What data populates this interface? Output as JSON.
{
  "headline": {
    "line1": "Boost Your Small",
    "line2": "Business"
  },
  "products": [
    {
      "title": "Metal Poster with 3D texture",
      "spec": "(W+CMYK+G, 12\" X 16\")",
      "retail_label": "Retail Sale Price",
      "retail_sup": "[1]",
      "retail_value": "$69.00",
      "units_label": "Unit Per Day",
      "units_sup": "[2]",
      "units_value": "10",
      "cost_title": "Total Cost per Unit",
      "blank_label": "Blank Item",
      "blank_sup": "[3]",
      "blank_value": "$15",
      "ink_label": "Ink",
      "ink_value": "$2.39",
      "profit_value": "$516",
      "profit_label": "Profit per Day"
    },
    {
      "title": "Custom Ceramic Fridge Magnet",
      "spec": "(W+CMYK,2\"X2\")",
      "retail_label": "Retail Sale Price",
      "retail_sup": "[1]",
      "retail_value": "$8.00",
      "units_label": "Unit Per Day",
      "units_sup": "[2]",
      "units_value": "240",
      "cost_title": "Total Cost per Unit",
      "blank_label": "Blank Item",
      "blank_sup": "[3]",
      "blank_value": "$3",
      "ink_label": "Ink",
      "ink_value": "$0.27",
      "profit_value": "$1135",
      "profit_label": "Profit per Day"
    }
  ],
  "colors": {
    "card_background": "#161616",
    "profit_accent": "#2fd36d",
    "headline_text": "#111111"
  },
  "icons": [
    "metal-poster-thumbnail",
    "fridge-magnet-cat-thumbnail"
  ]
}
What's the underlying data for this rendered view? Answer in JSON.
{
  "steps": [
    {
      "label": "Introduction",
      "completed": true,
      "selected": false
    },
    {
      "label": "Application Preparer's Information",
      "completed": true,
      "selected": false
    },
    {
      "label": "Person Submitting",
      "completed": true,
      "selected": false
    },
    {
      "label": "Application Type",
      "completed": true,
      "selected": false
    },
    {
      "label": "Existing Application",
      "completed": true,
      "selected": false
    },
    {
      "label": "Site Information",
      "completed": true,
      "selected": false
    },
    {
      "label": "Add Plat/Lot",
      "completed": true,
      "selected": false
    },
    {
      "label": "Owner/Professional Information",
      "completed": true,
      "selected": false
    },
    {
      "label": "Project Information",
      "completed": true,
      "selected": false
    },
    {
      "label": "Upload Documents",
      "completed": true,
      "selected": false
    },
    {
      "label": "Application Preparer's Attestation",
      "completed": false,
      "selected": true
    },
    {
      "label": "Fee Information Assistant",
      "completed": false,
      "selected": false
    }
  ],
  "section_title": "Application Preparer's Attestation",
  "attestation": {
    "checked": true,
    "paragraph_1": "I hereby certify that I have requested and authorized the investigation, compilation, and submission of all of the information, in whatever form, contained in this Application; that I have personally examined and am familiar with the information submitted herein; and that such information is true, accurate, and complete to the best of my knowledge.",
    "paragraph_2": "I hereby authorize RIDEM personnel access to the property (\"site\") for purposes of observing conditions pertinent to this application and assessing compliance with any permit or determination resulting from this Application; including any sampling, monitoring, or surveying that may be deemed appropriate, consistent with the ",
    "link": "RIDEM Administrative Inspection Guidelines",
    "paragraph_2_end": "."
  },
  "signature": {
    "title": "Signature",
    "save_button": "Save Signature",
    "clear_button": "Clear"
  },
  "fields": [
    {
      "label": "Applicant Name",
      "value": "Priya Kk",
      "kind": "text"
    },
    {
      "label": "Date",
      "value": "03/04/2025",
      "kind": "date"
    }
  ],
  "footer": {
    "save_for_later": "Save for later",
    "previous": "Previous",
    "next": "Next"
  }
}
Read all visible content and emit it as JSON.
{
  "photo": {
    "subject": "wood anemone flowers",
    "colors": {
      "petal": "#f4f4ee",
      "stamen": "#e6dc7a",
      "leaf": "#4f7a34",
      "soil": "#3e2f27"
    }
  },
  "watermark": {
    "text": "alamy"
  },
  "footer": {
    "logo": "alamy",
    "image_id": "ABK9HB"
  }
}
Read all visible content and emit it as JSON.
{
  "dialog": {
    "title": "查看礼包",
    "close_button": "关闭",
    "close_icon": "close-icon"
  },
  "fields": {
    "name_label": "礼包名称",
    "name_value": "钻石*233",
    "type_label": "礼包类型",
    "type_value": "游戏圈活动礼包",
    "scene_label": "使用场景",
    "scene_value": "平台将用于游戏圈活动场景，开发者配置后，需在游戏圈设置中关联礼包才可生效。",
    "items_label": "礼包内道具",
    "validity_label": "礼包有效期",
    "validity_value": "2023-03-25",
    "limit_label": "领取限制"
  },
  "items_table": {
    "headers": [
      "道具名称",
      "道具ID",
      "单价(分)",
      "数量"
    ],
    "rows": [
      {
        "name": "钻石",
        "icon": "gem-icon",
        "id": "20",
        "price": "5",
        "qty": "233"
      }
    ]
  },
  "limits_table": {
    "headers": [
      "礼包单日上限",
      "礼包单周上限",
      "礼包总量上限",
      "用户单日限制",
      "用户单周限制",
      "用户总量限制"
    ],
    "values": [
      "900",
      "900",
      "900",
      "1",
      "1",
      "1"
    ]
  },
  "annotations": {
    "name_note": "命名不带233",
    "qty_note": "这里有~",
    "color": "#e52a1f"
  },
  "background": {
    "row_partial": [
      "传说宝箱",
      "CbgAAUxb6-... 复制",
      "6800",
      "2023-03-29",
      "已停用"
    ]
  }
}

▸ **Directions**: All of the data shown above must be copied exactly.

▸ **Task output**:
What data populates this interface? Output as JSON.
{
  "headline": {
    "line1": "Boost Your Small",
    "line2": "Business"
  },
  "products": [
    {
      "title": "Metal Poster with 3D texture",
      "spec": "(W+CMYK+G, 12\" X 16\")",
      "retail_label": "Retail Sale Price",
      "retail_sup": "[1]",
      "retail_value": "$69.00",
      "units_label": "Unit Per Day",
      "units_sup": "[2]",
      "units_value": "10",
      "cost_title": "Total Cost per Unit",
      "blank_label": "Blank Item",
      "blank_sup": "[3]",
      "blank_value": "$15",
      "ink_label": "Ink",
      "ink_value": "$2.39",
      "profit_value": "$516",
      "profit_label": "Profit per Day"
    },
    {
      "title": "Custom Ceramic Fridge Magnet",
      "spec": "(W+CMYK,2\"X2\")",
      "retail_label": "Retail Sale Price",
      "retail_sup": "[1]",
      "retail_value": "$8.00",
      "units_label": "Unit Per Day",
      "units_sup": "[2]",
      "units_value": "240",
      "cost_title": "Total Cost per Unit",
      "blank_label": "Blank Item",
      "blank_sup": "[3]",
      "blank_value": "$3",
      "ink_label": "Ink",
      "ink_value": "$0.27",
      "profit_value": "$1135",
      "profit_label": "Profit per Day"
    }
  ],
  "colors": {
    "card_background": "#161616",
    "profit_accent": "#2fd36d",
    "headline_text": "#111111"
  },
  "icons": [
    "metal-poster-thumbnail",
    "fridge-magnet-cat-thumbnail"
  ]
}
What's the underlying data for this rendered view? Answer in JSON.
{
  "steps": [
    {
      "label": "Introduction",
      "completed": true,
      "selected": false
    },
    {
      "label": "Application Preparer's Information",
      "completed": true,
      "selected": false
    },
    {
      "label": "Person Submitting",
      "completed": true,
      "selected": false
    },
    {
      "label": "Application Type",
      "completed": true,
      "selected": false
    },
    {
      "label": "Existing Application",
      "completed": true,
      "selected": false
    },
    {
      "label": "Site Information",
      "completed": true,
      "selected": false
    },
    {
      "label": "Add Plat/Lot",
      "completed": true,
      "selected": false
    },
    {
      "label": "Owner/Professional Information",
      "completed": true,
      "selected": false
    },
    {
      "label": "Project Information",
      "completed": true,
      "selected": false
    },
    {
      "label": "Upload Documents",
      "completed": true,
      "selected": false
    },
    {
      "label": "Application Preparer's Attestation",
      "completed": false,
      "selected": true
    },
    {
      "label": "Fee Information Assistant",
      "completed": false,
      "selected": false
    }
  ],
  "section_title": "Application Preparer's Attestation",
  "attestation": {
    "checked": true,
    "paragraph_1": "I hereby certify that I have requested and authorized the investigation, compilation, and submission of all of the information, in whatever form, contained in this Application; that I have personally examined and am familiar with the information submitted herein; and that such information is true, accurate, and complete to the best of my knowledge.",
    "paragraph_2": "I hereby authorize RIDEM personnel access to the property (\"site\") for purposes of observing conditions pertinent to this application and assessing compliance with any permit or determination resulting from this Application; including any sampling, monitoring, or surveying that may be deemed appropriate, consistent with the ",
    "link": "RIDEM Administrative Inspection Guidelines",
    "paragraph_2_end": "."
  },
  "signature": {
    "title": "Signature",
    "save_button": "Save Signature",
    "clear_button": "Clear"
  },
  "fields": [
    {
      "label": "Applicant Name",
      "value": "Priya Kk",
      "kind": "text"
    },
    {
      "label": "Date",
      "value": "03/04/2025",
      "kind": "date"
    }
  ],
  "footer": {
    "save_for_later": "Save for later",
    "previous": "Previous",
    "next": "Next"
  }
}
Read all visible content and emit it as JSON.
{
  "photo": {
    "subject": "wood anemone flowers",
    "colors": {
      "petal": "#f4f4ee",
      "stamen": "#e6dc7a",
      "leaf": "#4f7a34",
      "soil": "#3e2f27"
    }
  },
  "watermark": {
    "text": "alamy"
  },
  "footer": {
    "logo": "alamy",
    "image_id": "ABK9HB"
  }
}
Read all visible content and emit it as JSON.
{
  "dialog": {
    "title": "查看礼包",
    "close_button": "关闭",
    "close_icon": "close-icon"
  },
  "fields": {
    "name_label": "礼包名称",
    "name_value": "钻石*233",
    "type_label": "礼包类型",
    "type_value": "游戏圈活动礼包",
    "scene_label": "使用场景",
    "scene_value": "平台将用于游戏圈活动场景，开发者配置后，需在游戏圈设置中关联礼包才可生效。",
    "items_label": "礼包内道具",
    "validity_label": "礼包有效期",
    "validity_value": "2023-03-25",
    "limit_label": "领取限制"
  },
  "items_table": {
    "headers": [
      "道具名称",
      "道具ID",
      "单价(分)",
      "数量"
    ],
    "rows": [
      {
        "name": "钻石",
        "icon": "gem-icon",
        "id": "20",
        "price": "5",
        "qty": "233"
      }
    ]
  },
  "limits_table": {
    "headers": [
      "礼包单日上限",
      "礼包单周上限",
      "礼包总量上限",
      "用户单日限制",
      "用户单周限制",
      "用户总量限制"
    ],
    "values": [
      "900",
      "900",
      "900",
      "1",
      "1",
      "1"
    ]
  },
  "annotations": {
    "name_note": "命名不带233",
    "qty_note": "这里有~",
    "color": "#e52a1f"
  },
  "background": {
    "row_partial": [
      "传说宝箱",
      "CbgAAUxb6-... 复制",
      "6800",
      "2023-03-29",
      "已停用"
    ]
  }
}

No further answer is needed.